──────── The records
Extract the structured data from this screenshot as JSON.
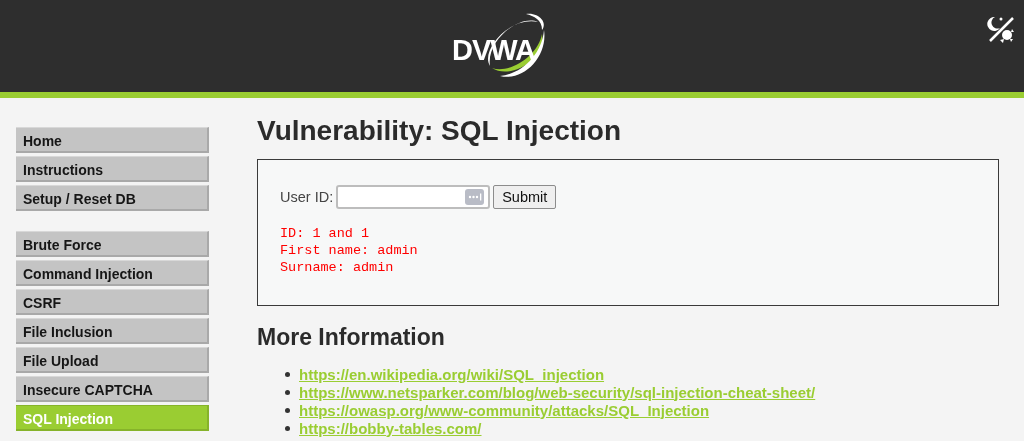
{
  "header": {
    "logo": "DVWA"
  },
  "sidebar": {
    "groups": [
      [
        {
          "label": "Home",
          "selected": false
        },
        {
          "label": "Instructions",
          "selected": false
        },
        {
          "label": "Setup / Reset DB",
          "selected": false
        }
      ],
      [
        {
          "label": "Brute Force",
          "selected": false
        },
        {
          "label": "Command Injection",
          "selected": false
        },
        {
          "label": "CSRF",
          "selected": false
        },
        {
          "label": "File Inclusion",
          "selected": false
        },
        {
          "label": "File Upload",
          "selected": false
        },
        {
          "label": "Insecure CAPTCHA",
          "selected": false
        },
        {
          "label": "SQL Injection",
          "selected": true
        }
      ]
    ]
  },
  "page": {
    "title": "Vulnerability: SQL Injection",
    "form": {
      "label": "User ID:",
      "button": "Submit"
    },
    "result": [
      "ID: 1 and 1",
      "First name: admin",
      "Surname: admin"
    ],
    "more_heading": "More Information",
    "links": [
      "https://en.wikipedia.org/wiki/SQL_injection",
      "https://www.netsparker.com/blog/web-security/sql-injection-cheat-sheet/",
      "https://owasp.org/www-community/attacks/SQL_Injection",
      "https://bobby-tables.com/"
    ]
  }
}
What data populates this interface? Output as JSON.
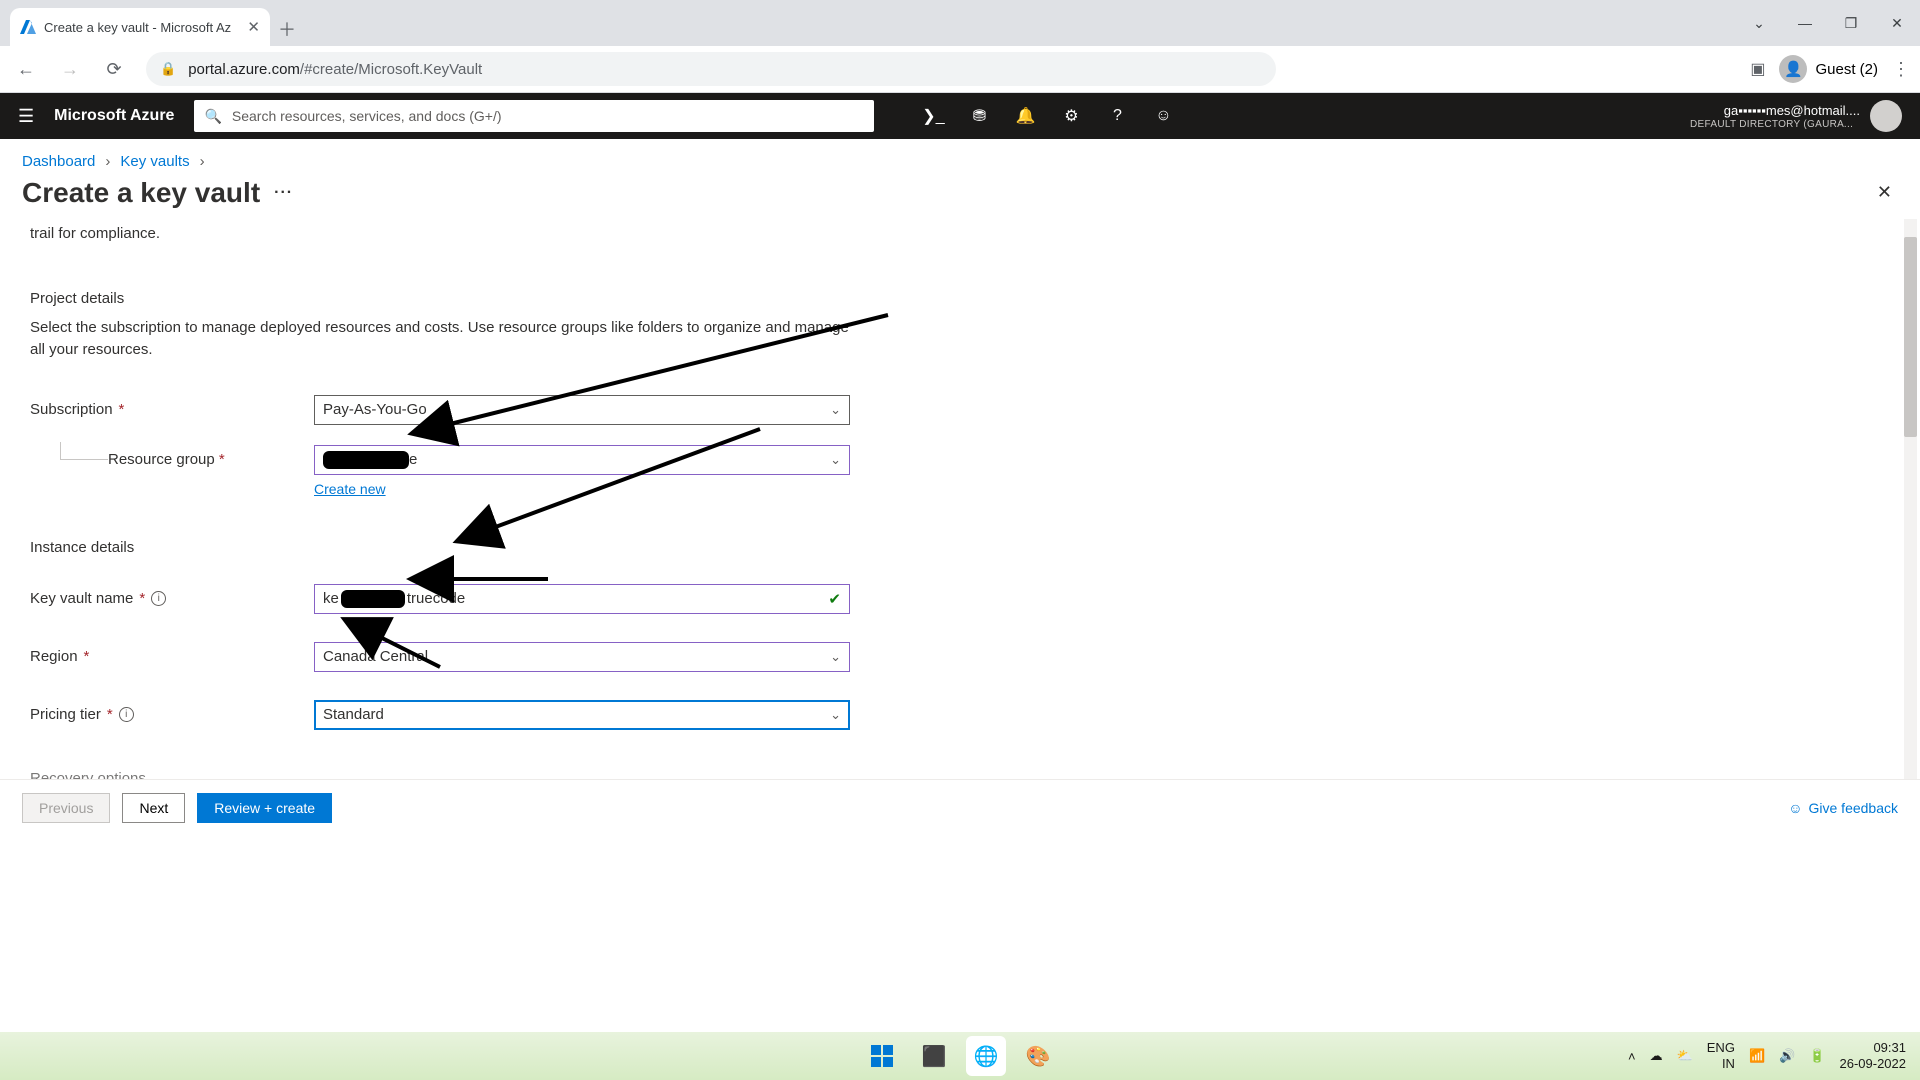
{
  "browser": {
    "tab_title": "Create a key vault - Microsoft Az",
    "url_host": "portal.azure.com",
    "url_path": "/#create/Microsoft.KeyVault",
    "guest_label": "Guest (2)"
  },
  "azure": {
    "brand": "Microsoft Azure",
    "search_placeholder": "Search resources, services, and docs (G+/)",
    "account_email": "ga▪▪▪▪▪▪mes@hotmail....",
    "account_dir": "DEFAULT DIRECTORY (GAURAVC..."
  },
  "crumbs": {
    "dashboard": "Dashboard",
    "keyvaults": "Key vaults"
  },
  "page": {
    "title": "Create a key vault",
    "intro_tail": "trail for compliance.",
    "project_h": "Project details",
    "project_p": "Select the subscription to manage deployed resources and costs. Use resource groups like folders to organize and manage all your resources.",
    "subscription_label": "Subscription",
    "subscription_value": "Pay-As-You-Go",
    "rg_label": "Resource group",
    "rg_value_visible_suffix": "e",
    "create_new": "Create new",
    "instance_h": "Instance details",
    "name_label": "Key vault name",
    "name_prefix": "ke",
    "name_suffix": "truecode",
    "region_label": "Region",
    "region_value": "Canada Central",
    "tier_label": "Pricing tier",
    "tier_value": "Standard",
    "recovery_h": "Recovery options"
  },
  "footer": {
    "prev": "Previous",
    "next": "Next",
    "review": "Review + create",
    "feedback": "Give feedback"
  },
  "taskbar": {
    "lang1": "ENG",
    "lang2": "IN",
    "time": "09:31",
    "date": "26-09-2022"
  }
}
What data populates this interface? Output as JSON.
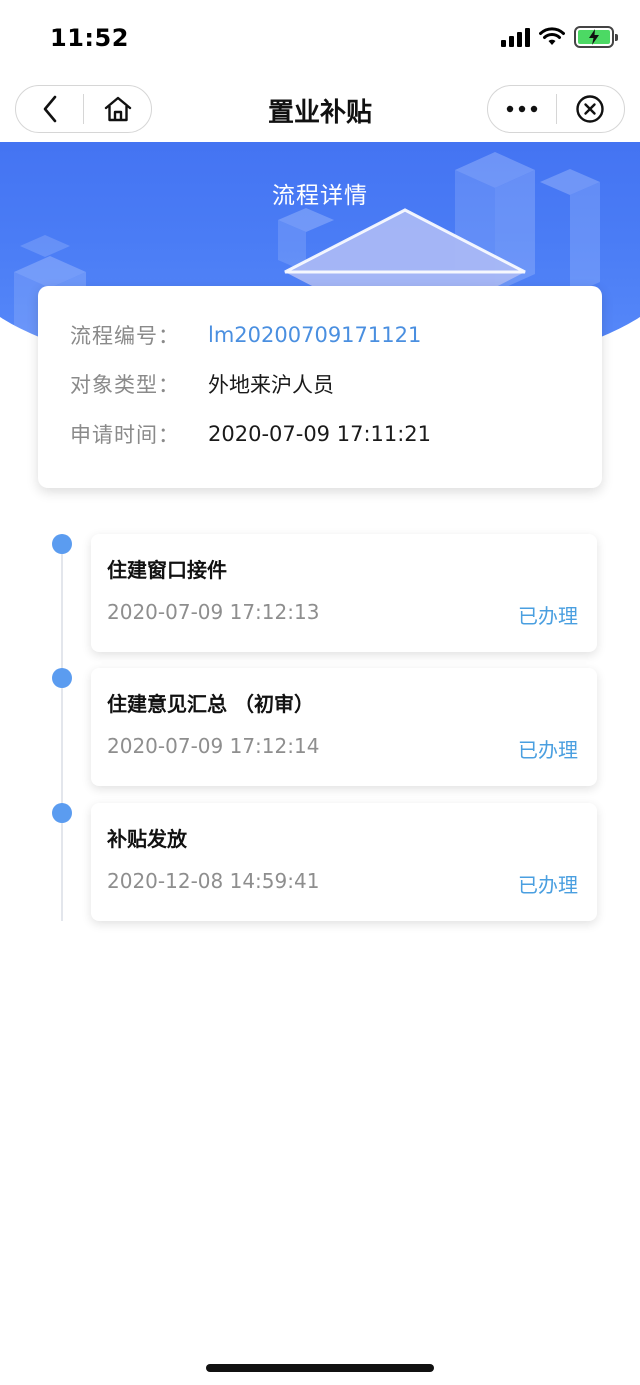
{
  "status_bar": {
    "time": "11:52",
    "icons": [
      "signal-icon",
      "wifi-icon",
      "battery-charging-icon"
    ]
  },
  "nav": {
    "title": "置业补贴",
    "left_icons": [
      "back-chevron-icon",
      "home-icon"
    ],
    "right_icons": [
      "more-dots-icon",
      "close-circle-icon"
    ]
  },
  "banner": {
    "title": "流程详情",
    "gradient_colors": [
      "#3f6df0",
      "#5a8cfa"
    ]
  },
  "info": {
    "rows": [
      {
        "label": "流程编号：",
        "value": "lm20200709171121"
      },
      {
        "label": "对象类型：",
        "value": "外地来沪人员"
      },
      {
        "label": "申请时间：",
        "value": "2020-07-09 17:11:21"
      }
    ]
  },
  "timeline": {
    "steps": [
      {
        "title": "住建窗口接件",
        "time": "2020-07-09 17:12:13",
        "status": "已办理"
      },
      {
        "title": "住建意见汇总 （初审）",
        "time": "2020-07-09 17:12:14",
        "status": "已办理"
      },
      {
        "title": "补贴发放",
        "time": "2020-12-08 14:59:41",
        "status": "已办理"
      }
    ]
  },
  "colors": {
    "accent_blue": "#4a8fe0",
    "dot_blue": "#5b9cf0",
    "status_blue": "#4a9fe0",
    "muted_text": "#8e8e8e"
  }
}
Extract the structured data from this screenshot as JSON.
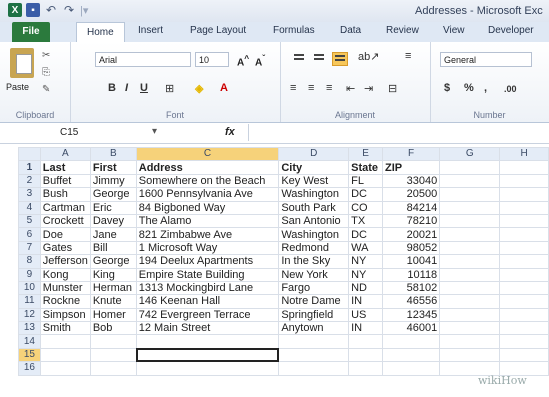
{
  "window": {
    "title": "Addresses - Microsoft Exc"
  },
  "ribbon_tabs": [
    "File",
    "Home",
    "Insert",
    "Page Layout",
    "Formulas",
    "Data",
    "Review",
    "View",
    "Developer"
  ],
  "ribbon": {
    "clipboard_label": "Clipboard",
    "paste_label": "Paste",
    "font_name": "Arial",
    "font_size": "10",
    "font_label": "Font",
    "alignment_label": "Alignment",
    "number_format": "General",
    "number_label": "Number"
  },
  "formula_bar": {
    "name_box": "C15",
    "fx": "fx",
    "value": ""
  },
  "columns": [
    "A",
    "B",
    "C",
    "D",
    "E",
    "F",
    "G",
    "H"
  ],
  "rows": [
    [
      "Last",
      "First",
      "Address",
      "City",
      "State",
      "ZIP",
      "",
      ""
    ],
    [
      "Buffet",
      "Jimmy",
      "Somewhere on the Beach",
      "Key West",
      "FL",
      "33040",
      "",
      ""
    ],
    [
      "Bush",
      "George",
      "1600 Pennsylvania Ave",
      "Washington",
      "DC",
      "20500",
      "",
      ""
    ],
    [
      "Cartman",
      "Eric",
      "84 Bigboned Way",
      "South Park",
      "CO",
      "84214",
      "",
      ""
    ],
    [
      "Crockett",
      "Davey",
      "The Alamo",
      "San Antonio",
      "TX",
      "78210",
      "",
      ""
    ],
    [
      "Doe",
      "Jane",
      "821 Zimbabwe Ave",
      "Washington",
      "DC",
      "20021",
      "",
      ""
    ],
    [
      "Gates",
      "Bill",
      "1 Microsoft Way",
      "Redmond",
      "WA",
      "98052",
      "",
      ""
    ],
    [
      "Jefferson",
      "George",
      "194 Deelux Apartments",
      "In the Sky",
      "NY",
      "10041",
      "",
      ""
    ],
    [
      "Kong",
      "King",
      "Empire State Building",
      "New York",
      "NY",
      "10118",
      "",
      ""
    ],
    [
      "Munster",
      "Herman",
      "1313 Mockingbird Lane",
      "Fargo",
      "ND",
      "58102",
      "",
      ""
    ],
    [
      "Rockne",
      "Knute",
      "146 Keenan Hall",
      "Notre Dame",
      "IN",
      "46556",
      "",
      ""
    ],
    [
      "Simpson",
      "Homer",
      "742 Evergreen Terrace",
      "Springfield",
      "US",
      "12345",
      "",
      ""
    ],
    [
      "Smith",
      "Bob",
      "12 Main Street",
      "Anytown",
      "IN",
      "46001",
      "",
      ""
    ],
    [
      "",
      "",
      "",
      "",
      "",
      "",
      "",
      ""
    ],
    [
      "",
      "",
      "",
      "",
      "",
      "",
      "",
      ""
    ],
    [
      "",
      "",
      "",
      "",
      "",
      "",
      "",
      ""
    ]
  ],
  "selected_cell": "C15",
  "watermark": "wikiHow"
}
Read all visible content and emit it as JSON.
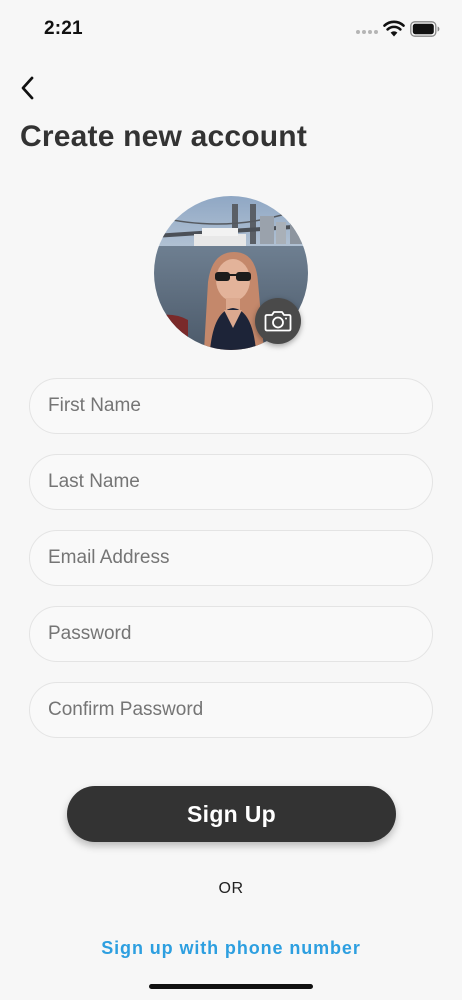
{
  "status_bar": {
    "time": "2:21",
    "icons": [
      "signal-dots-icon",
      "wifi-icon",
      "battery-icon"
    ]
  },
  "header": {
    "back_icon": "chevron-left-icon",
    "title": "Create new account"
  },
  "avatar": {
    "camera_icon": "camera-icon"
  },
  "form": {
    "first_name_placeholder": "First Name",
    "last_name_placeholder": "Last Name",
    "email_placeholder": "Email Address",
    "password_placeholder": "Password",
    "confirm_password_placeholder": "Confirm Password"
  },
  "actions": {
    "signup_label": "Sign Up",
    "or_label": "OR",
    "phone_link_label": "Sign up with phone number"
  },
  "colors": {
    "background": "#f7f7f7",
    "button": "#333333",
    "link": "#2d9fe0"
  }
}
────────────────
Repeat every record precisely. Any picture among them stays out of the copy.

• [Expected answer]:
Extract the structured data from this screenshot as JSON.
{
  "header": {
    "logo": "DVWA"
  },
  "sidebar": {
    "groups": [
      [
        {
          "label": "Home",
          "selected": false
        },
        {
          "label": "Instructions",
          "selected": false
        },
        {
          "label": "Setup / Reset DB",
          "selected": false
        }
      ],
      [
        {
          "label": "Brute Force",
          "selected": false
        },
        {
          "label": "Command Injection",
          "selected": false
        },
        {
          "label": "CSRF",
          "selected": false
        },
        {
          "label": "File Inclusion",
          "selected": false
        },
        {
          "label": "File Upload",
          "selected": false
        },
        {
          "label": "Insecure CAPTCHA",
          "selected": false
        },
        {
          "label": "SQL Injection",
          "selected": true
        }
      ]
    ]
  },
  "page": {
    "title": "Vulnerability: SQL Injection",
    "form": {
      "label": "User ID:",
      "button": "Submit"
    },
    "result": [
      "ID: 1 and 1",
      "First name: admin",
      "Surname: admin"
    ],
    "more_heading": "More Information",
    "links": [
      "https://en.wikipedia.org/wiki/SQL_injection",
      "https://www.netsparker.com/blog/web-security/sql-injection-cheat-sheet/",
      "https://owasp.org/www-community/attacks/SQL_Injection",
      "https://bobby-tables.com/"
    ]
  }
}
What data populates this interface? Output as JSON.
{
  "browser": {
    "tab_title": "Create a key vault - Microsoft Az",
    "url_host": "portal.azure.com",
    "url_path": "/#create/Microsoft.KeyVault",
    "guest_label": "Guest (2)"
  },
  "azure": {
    "brand": "Microsoft Azure",
    "search_placeholder": "Search resources, services, and docs (G+/)",
    "account_email": "ga▪▪▪▪▪▪mes@hotmail....",
    "account_dir": "DEFAULT DIRECTORY (GAURAVC..."
  },
  "crumbs": {
    "dashboard": "Dashboard",
    "keyvaults": "Key vaults"
  },
  "page": {
    "title": "Create a key vault",
    "intro_tail": "trail for compliance.",
    "project_h": "Project details",
    "project_p": "Select the subscription to manage deployed resources and costs. Use resource groups like folders to organize and manage all your resources.",
    "subscription_label": "Subscription",
    "subscription_value": "Pay-As-You-Go",
    "rg_label": "Resource group",
    "rg_value_visible_suffix": "e",
    "create_new": "Create new",
    "instance_h": "Instance details",
    "name_label": "Key vault name",
    "name_prefix": "ke",
    "name_suffix": "truecode",
    "region_label": "Region",
    "region_value": "Canada Central",
    "tier_label": "Pricing tier",
    "tier_value": "Standard",
    "recovery_h": "Recovery options"
  },
  "footer": {
    "prev": "Previous",
    "next": "Next",
    "review": "Review + create",
    "feedback": "Give feedback"
  },
  "taskbar": {
    "lang1": "ENG",
    "lang2": "IN",
    "time": "09:31",
    "date": "26-09-2022"
  }
}
What data populates this interface? Output as JSON.
{
  "status_bar": {
    "time": "11:52",
    "icons": [
      "signal-icon",
      "wifi-icon",
      "battery-charging-icon"
    ]
  },
  "nav": {
    "title": "置业补贴",
    "left_icons": [
      "back-chevron-icon",
      "home-icon"
    ],
    "right_icons": [
      "more-dots-icon",
      "close-circle-icon"
    ]
  },
  "banner": {
    "title": "流程详情",
    "gradient_colors": [
      "#3f6df0",
      "#5a8cfa"
    ]
  },
  "info": {
    "rows": [
      {
        "label": "流程编号：",
        "value": "lm20200709171121"
      },
      {
        "label": "对象类型：",
        "value": "外地来沪人员"
      },
      {
        "label": "申请时间：",
        "value": "2020-07-09 17:11:21"
      }
    ]
  },
  "timeline": {
    "steps": [
      {
        "title": "住建窗口接件",
        "time": "2020-07-09 17:12:13",
        "status": "已办理"
      },
      {
        "title": "住建意见汇总 （初审）",
        "time": "2020-07-09 17:12:14",
        "status": "已办理"
      },
      {
        "title": "补贴发放",
        "time": "2020-12-08 14:59:41",
        "status": "已办理"
      }
    ]
  },
  "colors": {
    "accent_blue": "#4a8fe0",
    "dot_blue": "#5b9cf0",
    "status_blue": "#4a9fe0",
    "muted_text": "#8e8e8e"
  }
}
Extract the structured data from this screenshot as JSON.
{
  "window": {
    "title": "Addresses - Microsoft Exc"
  },
  "ribbon_tabs": [
    "File",
    "Home",
    "Insert",
    "Page Layout",
    "Formulas",
    "Data",
    "Review",
    "View",
    "Developer"
  ],
  "ribbon": {
    "clipboard_label": "Clipboard",
    "paste_label": "Paste",
    "font_name": "Arial",
    "font_size": "10",
    "font_label": "Font",
    "alignment_label": "Alignment",
    "number_format": "General",
    "number_label": "Number"
  },
  "formula_bar": {
    "name_box": "C15",
    "fx": "fx",
    "value": ""
  },
  "columns": [
    "A",
    "B",
    "C",
    "D",
    "E",
    "F",
    "G",
    "H"
  ],
  "rows": [
    [
      "Last",
      "First",
      "Address",
      "City",
      "State",
      "ZIP",
      "",
      ""
    ],
    [
      "Buffet",
      "Jimmy",
      "Somewhere on the Beach",
      "Key West",
      "FL",
      "33040",
      "",
      ""
    ],
    [
      "Bush",
      "George",
      "1600 Pennsylvania Ave",
      "Washington",
      "DC",
      "20500",
      "",
      ""
    ],
    [
      "Cartman",
      "Eric",
      "84 Bigboned Way",
      "South Park",
      "CO",
      "84214",
      "",
      ""
    ],
    [
      "Crockett",
      "Davey",
      "The Alamo",
      "San Antonio",
      "TX",
      "78210",
      "",
      ""
    ],
    [
      "Doe",
      "Jane",
      "821 Zimbabwe Ave",
      "Washington",
      "DC",
      "20021",
      "",
      ""
    ],
    [
      "Gates",
      "Bill",
      "1 Microsoft Way",
      "Redmond",
      "WA",
      "98052",
      "",
      ""
    ],
    [
      "Jefferson",
      "George",
      "194 Deelux Apartments",
      "In the Sky",
      "NY",
      "10041",
      "",
      ""
    ],
    [
      "Kong",
      "King",
      "Empire State Building",
      "New York",
      "NY",
      "10118",
      "",
      ""
    ],
    [
      "Munster",
      "Herman",
      "1313 Mockingbird Lane",
      "Fargo",
      "ND",
      "58102",
      "",
      ""
    ],
    [
      "Rockne",
      "Knute",
      "146 Keenan Hall",
      "Notre Dame",
      "IN",
      "46556",
      "",
      ""
    ],
    [
      "Simpson",
      "Homer",
      "742 Evergreen Terrace",
      "Springfield",
      "US",
      "12345",
      "",
      ""
    ],
    [
      "Smith",
      "Bob",
      "12 Main Street",
      "Anytown",
      "IN",
      "46001",
      "",
      ""
    ],
    [
      "",
      "",
      "",
      "",
      "",
      "",
      "",
      ""
    ],
    [
      "",
      "",
      "",
      "",
      "",
      "",
      "",
      ""
    ],
    [
      "",
      "",
      "",
      "",
      "",
      "",
      "",
      ""
    ]
  ],
  "selected_cell": "C15",
  "watermark": "wikiHow"
}
Read all visible content and emit it as JSON.
{
  "status_bar": {
    "time": "2:21",
    "icons": [
      "signal-dots-icon",
      "wifi-icon",
      "battery-icon"
    ]
  },
  "header": {
    "back_icon": "chevron-left-icon",
    "title": "Create new account"
  },
  "avatar": {
    "camera_icon": "camera-icon"
  },
  "form": {
    "first_name_placeholder": "First Name",
    "last_name_placeholder": "Last Name",
    "email_placeholder": "Email Address",
    "password_placeholder": "Password",
    "confirm_password_placeholder": "Confirm Password"
  },
  "actions": {
    "signup_label": "Sign Up",
    "or_label": "OR",
    "phone_link_label": "Sign up with phone number"
  },
  "colors": {
    "background": "#f7f7f7",
    "button": "#333333",
    "link": "#2d9fe0"
  }
}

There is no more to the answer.